• _Supplied data_
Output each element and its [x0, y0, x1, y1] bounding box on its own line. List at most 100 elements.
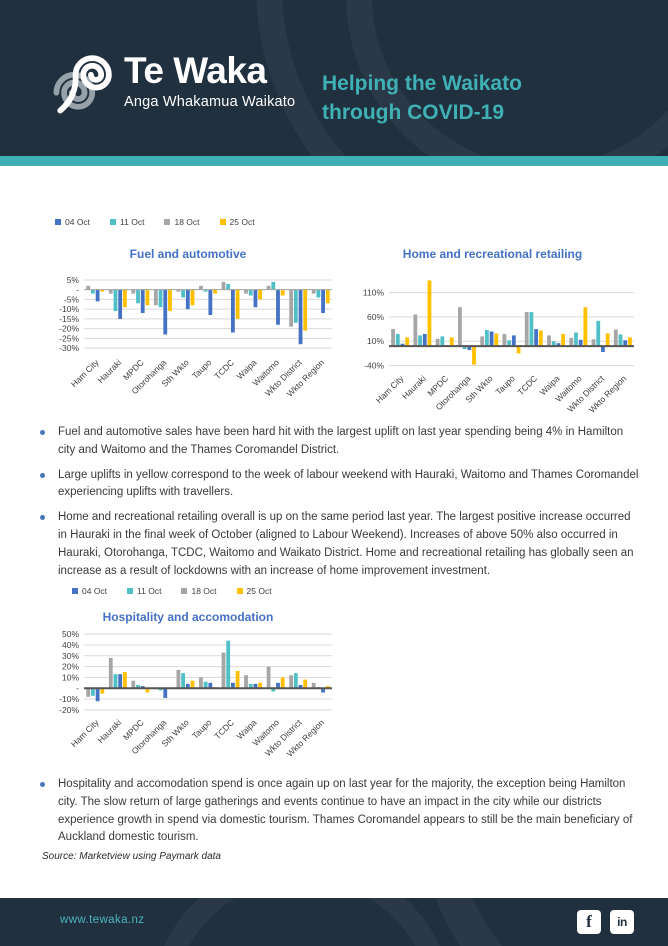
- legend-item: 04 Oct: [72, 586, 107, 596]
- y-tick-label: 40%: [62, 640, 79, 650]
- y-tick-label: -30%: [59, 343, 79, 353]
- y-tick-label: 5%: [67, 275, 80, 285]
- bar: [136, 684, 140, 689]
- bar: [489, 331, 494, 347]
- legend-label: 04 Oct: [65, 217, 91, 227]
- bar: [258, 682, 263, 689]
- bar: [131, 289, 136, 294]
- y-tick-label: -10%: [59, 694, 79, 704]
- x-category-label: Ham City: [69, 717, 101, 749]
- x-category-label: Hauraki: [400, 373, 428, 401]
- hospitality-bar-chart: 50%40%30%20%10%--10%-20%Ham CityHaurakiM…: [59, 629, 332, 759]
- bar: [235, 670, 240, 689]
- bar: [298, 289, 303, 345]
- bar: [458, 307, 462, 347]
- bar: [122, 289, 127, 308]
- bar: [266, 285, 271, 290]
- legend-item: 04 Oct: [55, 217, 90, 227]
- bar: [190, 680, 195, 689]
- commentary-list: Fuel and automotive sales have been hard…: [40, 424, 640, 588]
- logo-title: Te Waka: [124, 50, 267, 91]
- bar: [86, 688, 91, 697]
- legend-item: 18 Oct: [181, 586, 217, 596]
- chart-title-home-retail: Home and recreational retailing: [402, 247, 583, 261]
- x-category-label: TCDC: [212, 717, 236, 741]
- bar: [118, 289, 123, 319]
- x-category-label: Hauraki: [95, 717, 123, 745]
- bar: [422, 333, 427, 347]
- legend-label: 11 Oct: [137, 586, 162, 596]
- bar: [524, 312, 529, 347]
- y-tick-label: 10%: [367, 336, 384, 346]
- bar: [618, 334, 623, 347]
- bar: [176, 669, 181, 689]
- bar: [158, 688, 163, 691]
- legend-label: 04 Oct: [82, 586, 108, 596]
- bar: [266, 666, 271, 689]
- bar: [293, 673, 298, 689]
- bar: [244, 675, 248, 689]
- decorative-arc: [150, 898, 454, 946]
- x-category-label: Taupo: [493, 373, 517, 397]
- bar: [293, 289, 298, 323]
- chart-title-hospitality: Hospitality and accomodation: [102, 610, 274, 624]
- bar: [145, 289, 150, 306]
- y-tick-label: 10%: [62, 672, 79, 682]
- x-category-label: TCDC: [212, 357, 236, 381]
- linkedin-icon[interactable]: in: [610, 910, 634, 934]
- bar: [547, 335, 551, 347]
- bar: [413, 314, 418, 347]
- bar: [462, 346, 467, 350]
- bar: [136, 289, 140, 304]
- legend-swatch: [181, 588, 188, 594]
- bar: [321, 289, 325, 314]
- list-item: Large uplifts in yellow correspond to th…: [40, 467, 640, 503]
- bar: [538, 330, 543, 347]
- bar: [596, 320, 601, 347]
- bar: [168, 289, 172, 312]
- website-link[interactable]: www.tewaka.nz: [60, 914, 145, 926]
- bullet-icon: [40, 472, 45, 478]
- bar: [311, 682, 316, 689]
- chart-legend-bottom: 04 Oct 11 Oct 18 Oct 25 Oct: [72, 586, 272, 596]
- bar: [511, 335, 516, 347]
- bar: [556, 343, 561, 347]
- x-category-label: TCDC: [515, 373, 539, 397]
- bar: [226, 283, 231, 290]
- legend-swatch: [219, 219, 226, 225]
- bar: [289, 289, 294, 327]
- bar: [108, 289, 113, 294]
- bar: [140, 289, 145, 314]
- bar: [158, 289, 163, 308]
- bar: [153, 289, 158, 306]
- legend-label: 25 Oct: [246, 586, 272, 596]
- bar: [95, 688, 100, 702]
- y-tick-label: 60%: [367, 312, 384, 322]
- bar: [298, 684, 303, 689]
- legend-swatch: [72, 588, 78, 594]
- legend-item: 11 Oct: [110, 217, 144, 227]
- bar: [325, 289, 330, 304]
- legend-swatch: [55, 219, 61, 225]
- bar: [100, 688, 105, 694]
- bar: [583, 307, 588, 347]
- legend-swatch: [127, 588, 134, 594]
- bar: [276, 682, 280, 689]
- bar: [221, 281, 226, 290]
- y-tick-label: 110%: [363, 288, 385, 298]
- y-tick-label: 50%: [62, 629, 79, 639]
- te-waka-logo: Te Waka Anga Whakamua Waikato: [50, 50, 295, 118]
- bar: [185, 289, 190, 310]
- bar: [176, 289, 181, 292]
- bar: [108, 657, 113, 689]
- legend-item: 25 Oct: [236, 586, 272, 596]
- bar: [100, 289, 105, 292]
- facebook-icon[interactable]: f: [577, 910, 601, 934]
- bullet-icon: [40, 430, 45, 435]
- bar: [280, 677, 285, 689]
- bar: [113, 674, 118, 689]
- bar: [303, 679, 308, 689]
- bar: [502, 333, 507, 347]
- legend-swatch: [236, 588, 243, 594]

==

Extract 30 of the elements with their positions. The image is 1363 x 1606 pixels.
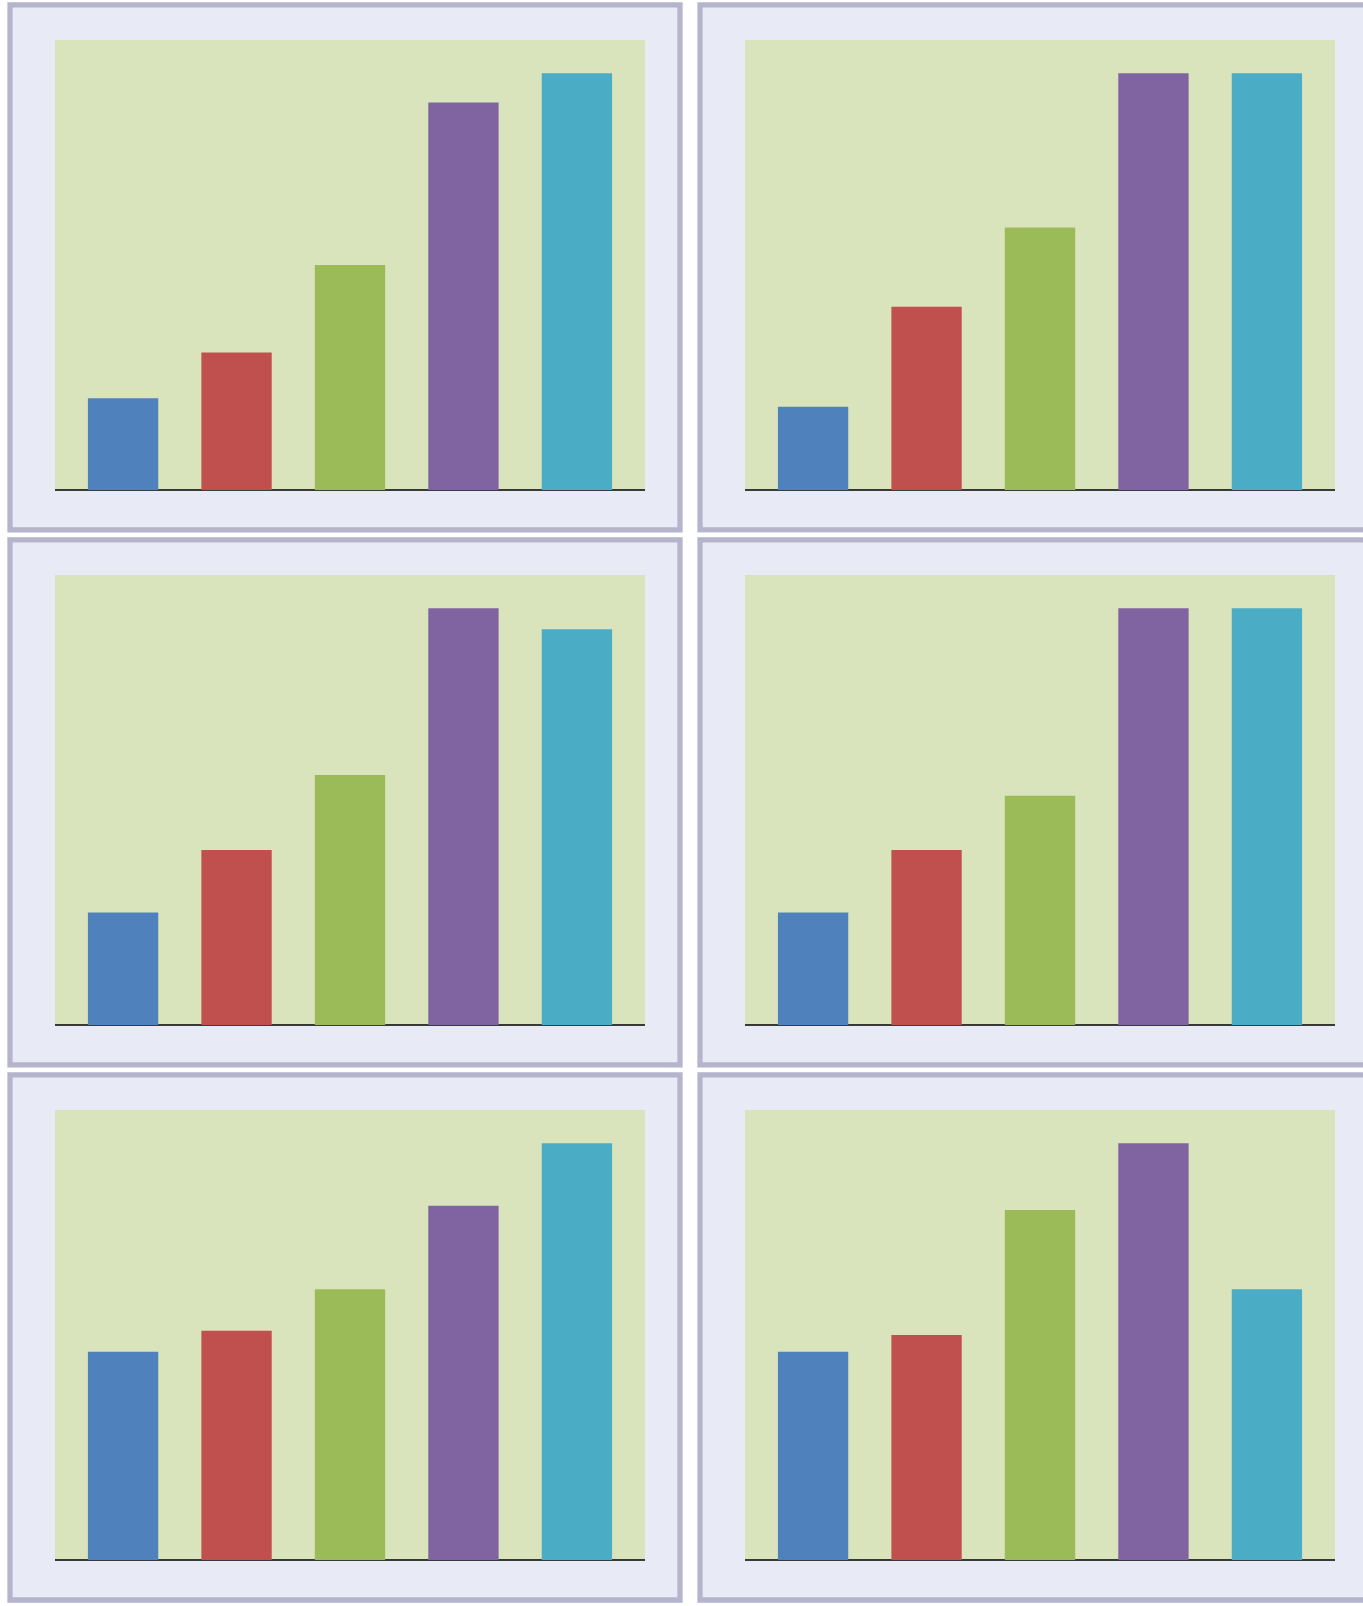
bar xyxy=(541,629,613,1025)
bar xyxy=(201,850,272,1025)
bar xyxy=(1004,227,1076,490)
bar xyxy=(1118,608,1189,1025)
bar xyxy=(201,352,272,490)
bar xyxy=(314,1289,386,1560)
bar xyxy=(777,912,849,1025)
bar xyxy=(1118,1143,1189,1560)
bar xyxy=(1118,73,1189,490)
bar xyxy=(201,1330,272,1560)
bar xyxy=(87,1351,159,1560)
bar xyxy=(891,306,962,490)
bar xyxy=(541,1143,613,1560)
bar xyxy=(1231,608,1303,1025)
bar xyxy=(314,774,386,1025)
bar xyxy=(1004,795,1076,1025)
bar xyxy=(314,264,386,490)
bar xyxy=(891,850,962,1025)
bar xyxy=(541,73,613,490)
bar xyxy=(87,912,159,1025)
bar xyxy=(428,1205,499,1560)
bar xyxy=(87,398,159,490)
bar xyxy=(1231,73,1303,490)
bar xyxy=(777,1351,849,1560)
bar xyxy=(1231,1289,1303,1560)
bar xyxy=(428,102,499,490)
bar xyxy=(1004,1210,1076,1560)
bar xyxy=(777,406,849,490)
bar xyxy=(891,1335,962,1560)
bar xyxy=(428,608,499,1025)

...

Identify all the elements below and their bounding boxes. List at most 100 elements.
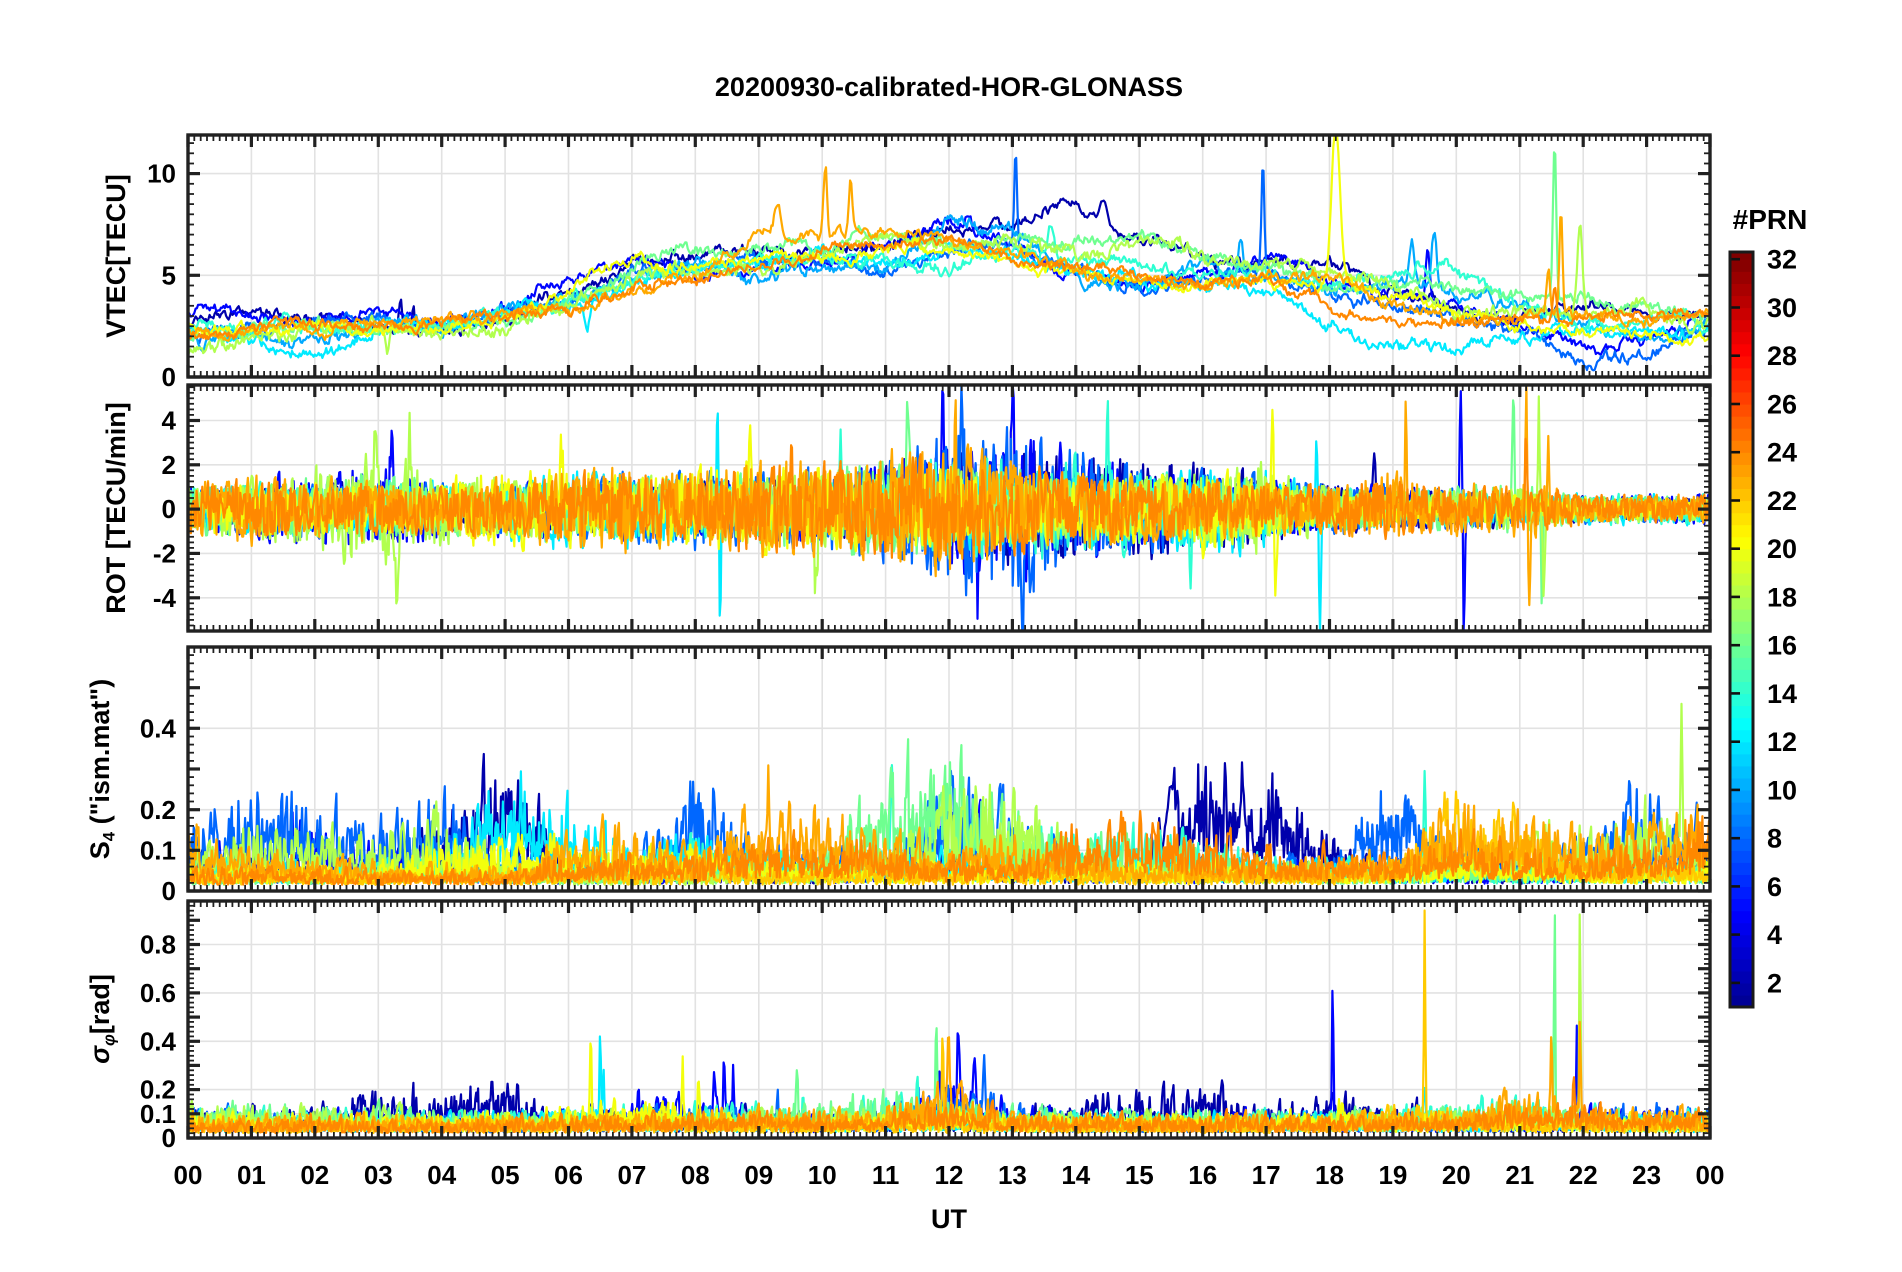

• _Given task_
Recast the data above, from the line with "Output each element" up to and including the line with "- y-tick-label: -10%: [59, 694, 79, 704]", as a Markdown table with the columns No. and Line. Give each line its own numbered row, skip any blank lines, and leave the picture out.

• _Response to the task_
| No. | Line |
|---|---|
| 1 | Output each element and its [x0, y0, x1, y1] bounding box on its own line. List at most 100 elements. |
| 2 | - legend-item: 04 Oct: [72, 586, 107, 596] |
| 3 | - y-tick-label: 40%: [62, 640, 79, 650] |
| 4 | - y-tick-label: -30%: [59, 343, 79, 353] |
| 5 | - y-tick-label: 5%: [67, 275, 80, 285] |
| 6 | - bar: [136, 684, 140, 689] |
| 7 | - bar: [489, 331, 494, 347] |
| 8 | - legend-label: 04 Oct: [65, 217, 91, 227] |
| 9 | - bar: [258, 682, 263, 689] |
| 10 | - bar: [131, 289, 136, 294] |
| 11 | - y-tick-label: -10%: [59, 694, 79, 704] |